* DIRECTIVE *
Can you output the records below exactly as they are written?

* DATASET RECORDS *
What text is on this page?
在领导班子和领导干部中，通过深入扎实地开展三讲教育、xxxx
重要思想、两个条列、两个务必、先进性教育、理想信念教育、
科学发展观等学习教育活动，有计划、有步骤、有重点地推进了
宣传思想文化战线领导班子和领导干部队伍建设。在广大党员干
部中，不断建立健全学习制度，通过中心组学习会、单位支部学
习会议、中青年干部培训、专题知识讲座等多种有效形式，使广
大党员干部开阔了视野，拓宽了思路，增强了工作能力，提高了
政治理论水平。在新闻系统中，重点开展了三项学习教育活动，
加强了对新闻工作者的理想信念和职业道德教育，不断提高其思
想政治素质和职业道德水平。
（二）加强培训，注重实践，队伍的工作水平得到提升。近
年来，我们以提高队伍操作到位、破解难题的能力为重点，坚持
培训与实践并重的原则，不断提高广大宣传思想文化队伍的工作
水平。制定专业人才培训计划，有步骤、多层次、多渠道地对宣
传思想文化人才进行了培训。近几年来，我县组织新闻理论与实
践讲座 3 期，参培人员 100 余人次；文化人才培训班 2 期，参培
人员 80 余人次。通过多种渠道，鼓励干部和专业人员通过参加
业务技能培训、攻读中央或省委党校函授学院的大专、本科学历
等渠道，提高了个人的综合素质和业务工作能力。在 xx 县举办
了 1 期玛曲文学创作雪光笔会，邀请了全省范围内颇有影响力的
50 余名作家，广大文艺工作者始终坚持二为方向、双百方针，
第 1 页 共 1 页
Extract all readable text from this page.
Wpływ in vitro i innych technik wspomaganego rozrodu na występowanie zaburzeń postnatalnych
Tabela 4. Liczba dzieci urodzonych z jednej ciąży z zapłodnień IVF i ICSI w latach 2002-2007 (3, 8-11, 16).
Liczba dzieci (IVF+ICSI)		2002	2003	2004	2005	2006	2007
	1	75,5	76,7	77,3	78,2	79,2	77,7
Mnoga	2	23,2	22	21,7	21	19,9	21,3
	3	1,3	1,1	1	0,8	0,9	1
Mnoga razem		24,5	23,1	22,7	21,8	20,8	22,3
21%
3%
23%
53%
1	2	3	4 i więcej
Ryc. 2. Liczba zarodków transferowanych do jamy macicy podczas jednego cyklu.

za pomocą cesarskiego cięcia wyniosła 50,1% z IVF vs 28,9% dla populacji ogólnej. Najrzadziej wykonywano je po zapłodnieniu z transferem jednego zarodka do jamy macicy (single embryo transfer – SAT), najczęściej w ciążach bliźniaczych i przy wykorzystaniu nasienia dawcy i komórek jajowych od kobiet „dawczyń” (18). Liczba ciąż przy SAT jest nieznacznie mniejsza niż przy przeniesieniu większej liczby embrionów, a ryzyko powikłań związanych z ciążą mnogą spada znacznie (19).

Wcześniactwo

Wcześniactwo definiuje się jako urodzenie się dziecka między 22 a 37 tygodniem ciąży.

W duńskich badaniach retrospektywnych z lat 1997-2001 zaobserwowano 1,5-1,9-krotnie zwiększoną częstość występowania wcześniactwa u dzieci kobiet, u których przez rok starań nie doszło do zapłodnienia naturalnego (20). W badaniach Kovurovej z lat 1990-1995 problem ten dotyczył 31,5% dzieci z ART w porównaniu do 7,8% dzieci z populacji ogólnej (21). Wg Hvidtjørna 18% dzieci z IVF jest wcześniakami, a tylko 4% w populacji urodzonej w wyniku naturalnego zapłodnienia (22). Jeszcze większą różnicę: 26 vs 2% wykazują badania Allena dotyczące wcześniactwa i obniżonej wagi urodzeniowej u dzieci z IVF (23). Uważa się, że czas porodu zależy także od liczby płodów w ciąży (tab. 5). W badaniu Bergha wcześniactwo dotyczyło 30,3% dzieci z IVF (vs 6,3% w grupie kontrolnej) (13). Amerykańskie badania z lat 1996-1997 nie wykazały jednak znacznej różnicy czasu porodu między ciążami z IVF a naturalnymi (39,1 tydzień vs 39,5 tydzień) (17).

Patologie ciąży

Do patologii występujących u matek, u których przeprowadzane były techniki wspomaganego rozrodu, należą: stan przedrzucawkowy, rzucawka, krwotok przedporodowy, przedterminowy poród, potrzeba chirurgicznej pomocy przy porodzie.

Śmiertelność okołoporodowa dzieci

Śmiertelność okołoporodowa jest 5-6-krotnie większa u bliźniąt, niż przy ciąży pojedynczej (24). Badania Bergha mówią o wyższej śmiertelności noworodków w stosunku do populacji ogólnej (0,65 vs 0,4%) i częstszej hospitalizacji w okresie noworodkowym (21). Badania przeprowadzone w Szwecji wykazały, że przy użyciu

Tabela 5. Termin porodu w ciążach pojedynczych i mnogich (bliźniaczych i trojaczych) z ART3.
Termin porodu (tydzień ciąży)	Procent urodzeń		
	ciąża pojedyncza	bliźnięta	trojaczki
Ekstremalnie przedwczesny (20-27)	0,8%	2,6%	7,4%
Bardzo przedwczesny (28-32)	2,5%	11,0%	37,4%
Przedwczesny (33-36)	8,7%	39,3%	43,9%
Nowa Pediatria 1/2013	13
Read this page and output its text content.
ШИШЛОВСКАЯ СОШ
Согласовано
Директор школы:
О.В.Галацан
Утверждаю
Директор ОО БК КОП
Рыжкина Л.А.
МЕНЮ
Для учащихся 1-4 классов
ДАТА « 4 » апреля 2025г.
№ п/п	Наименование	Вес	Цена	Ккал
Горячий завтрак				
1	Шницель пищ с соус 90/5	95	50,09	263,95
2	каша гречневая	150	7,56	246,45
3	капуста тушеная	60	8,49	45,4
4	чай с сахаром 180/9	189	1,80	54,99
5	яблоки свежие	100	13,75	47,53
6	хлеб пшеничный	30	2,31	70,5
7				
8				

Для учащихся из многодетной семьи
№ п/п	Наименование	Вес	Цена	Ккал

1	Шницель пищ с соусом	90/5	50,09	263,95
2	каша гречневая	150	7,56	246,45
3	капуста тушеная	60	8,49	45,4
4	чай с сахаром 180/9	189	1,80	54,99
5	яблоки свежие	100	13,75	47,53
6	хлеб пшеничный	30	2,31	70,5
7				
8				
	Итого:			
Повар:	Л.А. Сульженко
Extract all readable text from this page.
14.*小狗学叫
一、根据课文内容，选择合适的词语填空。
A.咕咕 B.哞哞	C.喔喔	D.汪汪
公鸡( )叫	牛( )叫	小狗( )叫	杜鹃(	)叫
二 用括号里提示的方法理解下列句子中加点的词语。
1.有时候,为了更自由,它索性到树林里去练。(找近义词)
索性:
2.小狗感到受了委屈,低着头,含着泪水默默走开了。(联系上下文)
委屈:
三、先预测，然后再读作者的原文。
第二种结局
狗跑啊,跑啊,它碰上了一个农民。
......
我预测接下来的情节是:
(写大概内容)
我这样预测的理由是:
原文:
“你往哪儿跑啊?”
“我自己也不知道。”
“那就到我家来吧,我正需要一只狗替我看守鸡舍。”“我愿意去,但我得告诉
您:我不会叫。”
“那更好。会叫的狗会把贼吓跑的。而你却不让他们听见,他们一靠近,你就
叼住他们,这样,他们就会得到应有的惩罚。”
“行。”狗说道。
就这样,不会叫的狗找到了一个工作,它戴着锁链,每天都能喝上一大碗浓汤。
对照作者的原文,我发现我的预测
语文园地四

* PROBLEM SOLUTION *
What text is on this page?
在领导班子和领导干部中，通过深入扎实地开展三讲教育、xxxx
重要思想、两个条列、两个务必、先进性教育、理想信念教育、
科学发展观等学习教育活动，有计划、有步骤、有重点地推进了
宣传思想文化战线领导班子和领导干部队伍建设。在广大党员干
部中，不断建立健全学习制度，通过中心组学习会、单位支部学
习会议、中青年干部培训、专题知识讲座等多种有效形式，使广
大党员干部开阔了视野，拓宽了思路，增强了工作能力，提高了
政治理论水平。在新闻系统中，重点开展了三项学习教育活动，
加强了对新闻工作者的理想信念和职业道德教育，不断提高其思
想政治素质和职业道德水平。
（二）加强培训，注重实践，队伍的工作水平得到提升。近
年来，我们以提高队伍操作到位、破解难题的能力为重点，坚持
培训与实践并重的原则，不断提高广大宣传思想文化队伍的工作
水平。制定专业人才培训计划，有步骤、多层次、多渠道地对宣
传思想文化人才进行了培训。近几年来，我县组织新闻理论与实
践讲座 3 期，参培人员 100 余人次；文化人才培训班 2 期，参培
人员 80 余人次。通过多种渠道，鼓励干部和专业人员通过参加
业务技能培训、攻读中央或省委党校函授学院的大专、本科学历
等渠道，提高了个人的综合素质和业务工作能力。在 xx 县举办
了 1 期玛曲文学创作雪光笔会，邀请了全省范围内颇有影响力的
50 余名作家，广大文艺工作者始终坚持二为方向、双百方针，
第 1 页 共 1 页
Extract all readable text from this page.
Wpływ in vitro i innych technik wspomaganego rozrodu na występowanie zaburzeń postnatalnych
Tabela 4. Liczba dzieci urodzonych z jednej ciąży z zapłodnień IVF i ICSI w latach 2002-2007 (3, 8-11, 16).
Liczba dzieci (IVF+ICSI)		2002	2003	2004	2005	2006	2007
	1	75,5	76,7	77,3	78,2	79,2	77,7
Mnoga	2	23,2	22	21,7	21	19,9	21,3
	3	1,3	1,1	1	0,8	0,9	1
Mnoga razem		24,5	23,1	22,7	21,8	20,8	22,3
21%
3%
23%
53%
1	2	3	4 i więcej
Ryc. 2. Liczba zarodków transferowanych do jamy macicy podczas jednego cyklu.

za pomocą cesarskiego cięcia wyniosła 50,1% z IVF vs 28,9% dla populacji ogólnej. Najrzadziej wykonywano je po zapłodnieniu z transferem jednego zarodka do jamy macicy (single embryo transfer – SAT), najczęściej w ciążach bliźniaczych i przy wykorzystaniu nasienia dawcy i komórek jajowych od kobiet „dawczyń” (18). Liczba ciąż przy SAT jest nieznacznie mniejsza niż przy przeniesieniu większej liczby embrionów, a ryzyko powikłań związanych z ciążą mnogą spada znacznie (19).

Wcześniactwo

Wcześniactwo definiuje się jako urodzenie się dziecka między 22 a 37 tygodniem ciąży.

W duńskich badaniach retrospektywnych z lat 1997-2001 zaobserwowano 1,5-1,9-krotnie zwiększoną częstość występowania wcześniactwa u dzieci kobiet, u których przez rok starań nie doszło do zapłodnienia naturalnego (20). W badaniach Kovurovej z lat 1990-1995 problem ten dotyczył 31,5% dzieci z ART w porównaniu do 7,8% dzieci z populacji ogólnej (21). Wg Hvidtjørna 18% dzieci z IVF jest wcześniakami, a tylko 4% w populacji urodzonej w wyniku naturalnego zapłodnienia (22). Jeszcze większą różnicę: 26 vs 2% wykazują badania Allena dotyczące wcześniactwa i obniżonej wagi urodzeniowej u dzieci z IVF (23). Uważa się, że czas porodu zależy także od liczby płodów w ciąży (tab. 5). W badaniu Bergha wcześniactwo dotyczyło 30,3% dzieci z IVF (vs 6,3% w grupie kontrolnej) (13). Amerykańskie badania z lat 1996-1997 nie wykazały jednak znacznej różnicy czasu porodu między ciążami z IVF a naturalnymi (39,1 tydzień vs 39,5 tydzień) (17).

Patologie ciąży

Do patologii występujących u matek, u których przeprowadzane były techniki wspomaganego rozrodu, należą: stan przedrzucawkowy, rzucawka, krwotok przedporodowy, przedterminowy poród, potrzeba chirurgicznej pomocy przy porodzie.

Śmiertelność okołoporodowa dzieci

Śmiertelność okołoporodowa jest 5-6-krotnie większa u bliźniąt, niż przy ciąży pojedynczej (24). Badania Bergha mówią o wyższej śmiertelności noworodków w stosunku do populacji ogólnej (0,65 vs 0,4%) i częstszej hospitalizacji w okresie noworodkowym (21). Badania przeprowadzone w Szwecji wykazały, że przy użyciu

Tabela 5. Termin porodu w ciążach pojedynczych i mnogich (bliźniaczych i trojaczych) z ART3.
Termin porodu (tydzień ciąży)	Procent urodzeń		
	ciąża pojedyncza	bliźnięta	trojaczki
Ekstremalnie przedwczesny (20-27)	0,8%	2,6%	7,4%
Bardzo przedwczesny (28-32)	2,5%	11,0%	37,4%
Przedwczesny (33-36)	8,7%	39,3%	43,9%
Nowa Pediatria 1/2013	13
Read this page and output its text content.
ШИШЛОВСКАЯ СОШ
Согласовано
Директор школы:
О.В.Галацан
Утверждаю
Директор ОО БК КОП
Рыжкина Л.А.
МЕНЮ
Для учащихся 1-4 классов
ДАТА « 4 » апреля 2025г.
№ п/п	Наименование	Вес	Цена	Ккал
Горячий завтрак				
1	Шницель пищ с соус 90/5	95	50,09	263,95
2	каша гречневая	150	7,56	246,45
3	капуста тушеная	60	8,49	45,4
4	чай с сахаром 180/9	189	1,80	54,99
5	яблоки свежие	100	13,75	47,53
6	хлеб пшеничный	30	2,31	70,5
7				
8				

Для учащихся из многодетной семьи
№ п/п	Наименование	Вес	Цена	Ккал

1	Шницель пищ с соусом	90/5	50,09	263,95
2	каша гречневая	150	7,56	246,45
3	капуста тушеная	60	8,49	45,4
4	чай с сахаром 180/9	189	1,80	54,99
5	яблоки свежие	100	13,75	47,53
6	хлеб пшеничный	30	2,31	70,5
7				
8				
	Итого:			
Повар:	Л.А. Сульженко
Extract all readable text from this page.
14.*小狗学叫
一、根据课文内容，选择合适的词语填空。
A.咕咕 B.哞哞	C.喔喔	D.汪汪
公鸡( )叫	牛( )叫	小狗( )叫	杜鹃(	)叫
二 用括号里提示的方法理解下列句子中加点的词语。
1.有时候,为了更自由,它索性到树林里去练。(找近义词)
索性:
2.小狗感到受了委屈,低着头,含着泪水默默走开了。(联系上下文)
委屈:
三、先预测，然后再读作者的原文。
第二种结局
狗跑啊,跑啊,它碰上了一个农民。
......
我预测接下来的情节是:
(写大概内容)
我这样预测的理由是:
原文:
“你往哪儿跑啊?”
“我自己也不知道。”
“那就到我家来吧,我正需要一只狗替我看守鸡舍。”“我愿意去,但我得告诉
您:我不会叫。”
“那更好。会叫的狗会把贼吓跑的。而你却不让他们听见,他们一靠近,你就
叼住他们,这样,他们就会得到应有的惩罚。”
“行。”狗说道。
就这样,不会叫的狗找到了一个工作,它戴着锁链,每天都能喝上一大碗浓汤。
对照作者的原文,我发现我的预测
语文园地四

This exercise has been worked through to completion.